#### DATASET CONTENT:

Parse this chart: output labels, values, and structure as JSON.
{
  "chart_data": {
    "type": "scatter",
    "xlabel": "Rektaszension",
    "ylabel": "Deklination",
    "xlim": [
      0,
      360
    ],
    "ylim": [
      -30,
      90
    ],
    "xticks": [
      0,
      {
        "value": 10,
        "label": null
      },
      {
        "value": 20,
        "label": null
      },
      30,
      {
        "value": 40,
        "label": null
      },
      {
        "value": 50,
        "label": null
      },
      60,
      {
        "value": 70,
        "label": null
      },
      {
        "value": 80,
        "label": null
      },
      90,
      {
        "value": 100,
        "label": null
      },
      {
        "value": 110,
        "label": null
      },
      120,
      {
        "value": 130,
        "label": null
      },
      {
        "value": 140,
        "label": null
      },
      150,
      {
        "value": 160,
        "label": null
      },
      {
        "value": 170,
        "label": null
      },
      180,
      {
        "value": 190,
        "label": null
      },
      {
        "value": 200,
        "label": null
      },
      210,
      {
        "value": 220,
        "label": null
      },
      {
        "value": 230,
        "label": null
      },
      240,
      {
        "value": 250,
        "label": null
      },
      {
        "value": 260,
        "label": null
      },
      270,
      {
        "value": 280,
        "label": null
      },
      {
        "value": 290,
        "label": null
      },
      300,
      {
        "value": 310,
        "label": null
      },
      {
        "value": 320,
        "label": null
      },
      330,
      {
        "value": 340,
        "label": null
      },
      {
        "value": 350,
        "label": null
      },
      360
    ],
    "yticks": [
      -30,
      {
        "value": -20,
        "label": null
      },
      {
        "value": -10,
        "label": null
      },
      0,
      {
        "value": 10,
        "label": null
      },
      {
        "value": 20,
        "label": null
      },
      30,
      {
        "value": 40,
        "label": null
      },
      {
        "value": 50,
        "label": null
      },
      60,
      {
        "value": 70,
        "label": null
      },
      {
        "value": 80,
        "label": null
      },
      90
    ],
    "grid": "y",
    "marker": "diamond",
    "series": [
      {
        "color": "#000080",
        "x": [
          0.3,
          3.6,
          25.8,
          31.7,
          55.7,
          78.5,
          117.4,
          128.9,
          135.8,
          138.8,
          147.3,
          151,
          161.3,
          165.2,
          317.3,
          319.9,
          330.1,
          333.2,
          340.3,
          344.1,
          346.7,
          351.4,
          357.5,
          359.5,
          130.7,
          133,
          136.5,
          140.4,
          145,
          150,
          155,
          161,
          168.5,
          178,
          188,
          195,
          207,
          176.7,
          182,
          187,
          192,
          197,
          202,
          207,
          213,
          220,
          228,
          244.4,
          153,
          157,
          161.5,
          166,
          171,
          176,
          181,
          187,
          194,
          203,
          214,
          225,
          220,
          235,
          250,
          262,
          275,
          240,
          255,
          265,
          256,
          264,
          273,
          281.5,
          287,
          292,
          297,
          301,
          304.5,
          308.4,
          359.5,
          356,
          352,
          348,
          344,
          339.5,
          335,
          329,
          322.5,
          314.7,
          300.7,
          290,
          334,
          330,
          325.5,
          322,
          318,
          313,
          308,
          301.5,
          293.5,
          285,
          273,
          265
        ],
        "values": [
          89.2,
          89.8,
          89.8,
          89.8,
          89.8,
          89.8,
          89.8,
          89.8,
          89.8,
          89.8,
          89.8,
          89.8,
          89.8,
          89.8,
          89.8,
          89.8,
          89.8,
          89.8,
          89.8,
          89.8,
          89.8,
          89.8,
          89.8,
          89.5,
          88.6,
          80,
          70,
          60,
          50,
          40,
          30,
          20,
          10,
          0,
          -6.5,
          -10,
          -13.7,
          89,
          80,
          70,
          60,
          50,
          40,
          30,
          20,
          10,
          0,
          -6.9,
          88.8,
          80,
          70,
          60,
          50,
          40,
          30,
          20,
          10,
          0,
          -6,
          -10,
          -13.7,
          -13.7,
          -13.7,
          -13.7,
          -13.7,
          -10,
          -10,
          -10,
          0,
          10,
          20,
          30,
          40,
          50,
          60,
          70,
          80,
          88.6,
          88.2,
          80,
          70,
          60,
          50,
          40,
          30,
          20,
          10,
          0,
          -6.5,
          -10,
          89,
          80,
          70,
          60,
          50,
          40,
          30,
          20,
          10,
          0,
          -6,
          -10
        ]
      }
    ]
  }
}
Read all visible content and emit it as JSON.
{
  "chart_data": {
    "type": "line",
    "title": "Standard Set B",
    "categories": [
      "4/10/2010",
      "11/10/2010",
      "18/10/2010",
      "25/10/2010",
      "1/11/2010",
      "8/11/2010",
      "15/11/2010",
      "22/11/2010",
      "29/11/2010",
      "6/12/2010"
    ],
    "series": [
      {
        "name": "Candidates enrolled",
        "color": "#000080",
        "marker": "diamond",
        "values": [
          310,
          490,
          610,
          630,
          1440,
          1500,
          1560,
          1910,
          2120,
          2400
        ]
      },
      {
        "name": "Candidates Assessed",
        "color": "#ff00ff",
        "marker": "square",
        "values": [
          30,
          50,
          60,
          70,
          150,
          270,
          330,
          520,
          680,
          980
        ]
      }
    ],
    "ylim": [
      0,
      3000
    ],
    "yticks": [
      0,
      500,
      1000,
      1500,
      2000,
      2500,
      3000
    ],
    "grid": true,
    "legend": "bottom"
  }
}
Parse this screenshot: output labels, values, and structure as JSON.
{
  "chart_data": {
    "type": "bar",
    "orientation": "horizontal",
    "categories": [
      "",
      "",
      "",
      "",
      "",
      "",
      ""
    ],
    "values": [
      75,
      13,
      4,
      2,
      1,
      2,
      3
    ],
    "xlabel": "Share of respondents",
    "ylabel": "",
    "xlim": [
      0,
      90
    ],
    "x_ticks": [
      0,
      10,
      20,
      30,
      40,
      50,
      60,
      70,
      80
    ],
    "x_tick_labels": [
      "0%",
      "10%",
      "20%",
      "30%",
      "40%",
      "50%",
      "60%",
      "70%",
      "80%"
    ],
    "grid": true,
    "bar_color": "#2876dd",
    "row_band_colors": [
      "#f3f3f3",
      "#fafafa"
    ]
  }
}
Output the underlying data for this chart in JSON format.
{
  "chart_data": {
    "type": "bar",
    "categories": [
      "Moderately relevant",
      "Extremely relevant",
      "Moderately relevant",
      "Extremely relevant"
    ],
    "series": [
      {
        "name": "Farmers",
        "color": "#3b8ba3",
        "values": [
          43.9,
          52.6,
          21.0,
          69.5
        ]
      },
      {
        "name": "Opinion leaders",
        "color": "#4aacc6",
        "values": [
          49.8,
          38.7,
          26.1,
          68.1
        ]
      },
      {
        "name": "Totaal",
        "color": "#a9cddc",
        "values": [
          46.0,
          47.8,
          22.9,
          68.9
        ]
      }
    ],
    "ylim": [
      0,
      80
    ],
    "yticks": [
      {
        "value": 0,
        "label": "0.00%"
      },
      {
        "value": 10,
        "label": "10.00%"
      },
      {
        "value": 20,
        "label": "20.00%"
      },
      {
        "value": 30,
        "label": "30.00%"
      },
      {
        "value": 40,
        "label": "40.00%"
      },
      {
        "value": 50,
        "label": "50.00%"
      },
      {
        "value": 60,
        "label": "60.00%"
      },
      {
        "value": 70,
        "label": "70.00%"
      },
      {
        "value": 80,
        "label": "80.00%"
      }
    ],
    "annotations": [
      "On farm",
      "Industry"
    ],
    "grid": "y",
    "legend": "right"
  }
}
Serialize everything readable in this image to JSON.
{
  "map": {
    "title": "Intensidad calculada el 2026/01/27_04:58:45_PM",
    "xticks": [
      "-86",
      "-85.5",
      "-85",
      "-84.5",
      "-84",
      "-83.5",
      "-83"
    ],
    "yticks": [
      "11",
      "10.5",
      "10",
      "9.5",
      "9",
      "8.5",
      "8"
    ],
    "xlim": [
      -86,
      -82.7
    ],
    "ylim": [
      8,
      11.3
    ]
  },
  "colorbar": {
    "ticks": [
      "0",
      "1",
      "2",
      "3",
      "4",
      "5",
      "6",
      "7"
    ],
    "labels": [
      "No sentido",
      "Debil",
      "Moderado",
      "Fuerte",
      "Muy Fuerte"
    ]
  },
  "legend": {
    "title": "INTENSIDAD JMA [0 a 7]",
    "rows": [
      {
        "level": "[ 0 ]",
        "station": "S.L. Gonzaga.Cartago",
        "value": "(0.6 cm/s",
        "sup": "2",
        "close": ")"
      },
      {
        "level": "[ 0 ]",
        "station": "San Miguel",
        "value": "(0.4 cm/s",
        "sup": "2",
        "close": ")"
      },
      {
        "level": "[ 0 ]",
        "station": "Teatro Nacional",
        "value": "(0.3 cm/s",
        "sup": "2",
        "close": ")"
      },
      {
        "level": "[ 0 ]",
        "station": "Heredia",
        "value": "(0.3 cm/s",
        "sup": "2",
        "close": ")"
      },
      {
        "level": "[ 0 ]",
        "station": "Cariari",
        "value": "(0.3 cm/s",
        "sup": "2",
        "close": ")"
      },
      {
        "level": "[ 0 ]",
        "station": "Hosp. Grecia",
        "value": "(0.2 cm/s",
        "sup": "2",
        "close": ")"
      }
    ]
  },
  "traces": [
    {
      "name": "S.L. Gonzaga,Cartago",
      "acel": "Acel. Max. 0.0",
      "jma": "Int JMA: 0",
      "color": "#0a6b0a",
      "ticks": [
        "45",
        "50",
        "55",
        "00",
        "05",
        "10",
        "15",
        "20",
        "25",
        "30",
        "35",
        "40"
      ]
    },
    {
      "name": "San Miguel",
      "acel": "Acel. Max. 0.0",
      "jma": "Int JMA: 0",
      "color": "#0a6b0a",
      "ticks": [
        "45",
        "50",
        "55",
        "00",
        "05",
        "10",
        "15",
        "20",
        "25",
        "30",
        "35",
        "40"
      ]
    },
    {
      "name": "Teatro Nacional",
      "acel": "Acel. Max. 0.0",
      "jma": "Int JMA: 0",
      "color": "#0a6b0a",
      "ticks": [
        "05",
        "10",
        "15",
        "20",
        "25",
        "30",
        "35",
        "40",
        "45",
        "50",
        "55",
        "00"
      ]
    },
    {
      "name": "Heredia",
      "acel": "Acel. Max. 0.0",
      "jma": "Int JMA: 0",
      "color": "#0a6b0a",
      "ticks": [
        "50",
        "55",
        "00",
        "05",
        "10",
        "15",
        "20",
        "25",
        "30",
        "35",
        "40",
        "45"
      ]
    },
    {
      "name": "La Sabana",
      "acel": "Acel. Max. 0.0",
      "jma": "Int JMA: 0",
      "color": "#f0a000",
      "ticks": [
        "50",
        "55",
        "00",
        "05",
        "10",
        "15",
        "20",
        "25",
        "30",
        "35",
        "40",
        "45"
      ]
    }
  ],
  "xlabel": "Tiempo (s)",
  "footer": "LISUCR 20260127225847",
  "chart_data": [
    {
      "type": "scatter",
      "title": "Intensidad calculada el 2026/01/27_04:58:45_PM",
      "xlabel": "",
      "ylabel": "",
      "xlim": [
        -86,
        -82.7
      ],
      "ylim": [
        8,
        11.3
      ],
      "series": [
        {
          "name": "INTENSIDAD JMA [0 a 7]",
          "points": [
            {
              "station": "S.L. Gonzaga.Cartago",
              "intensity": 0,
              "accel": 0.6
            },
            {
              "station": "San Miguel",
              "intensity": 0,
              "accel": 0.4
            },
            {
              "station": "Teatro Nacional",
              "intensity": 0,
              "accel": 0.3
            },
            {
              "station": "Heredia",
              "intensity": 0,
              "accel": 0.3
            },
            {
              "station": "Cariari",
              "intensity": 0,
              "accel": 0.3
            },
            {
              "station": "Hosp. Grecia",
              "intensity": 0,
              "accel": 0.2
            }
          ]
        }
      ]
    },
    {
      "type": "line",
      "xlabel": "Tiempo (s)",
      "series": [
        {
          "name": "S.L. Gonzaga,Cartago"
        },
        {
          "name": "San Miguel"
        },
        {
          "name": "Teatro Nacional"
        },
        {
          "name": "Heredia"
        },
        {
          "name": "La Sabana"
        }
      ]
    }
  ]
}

#### YOUR OBJECTIVE:
Search the records for the word "Grecia" and copy every line where it occurs.

#### SOLUTION FOR THIS EXERCISE:
        "station": "Hosp. Grecia",
              "station": "Hosp. Grecia",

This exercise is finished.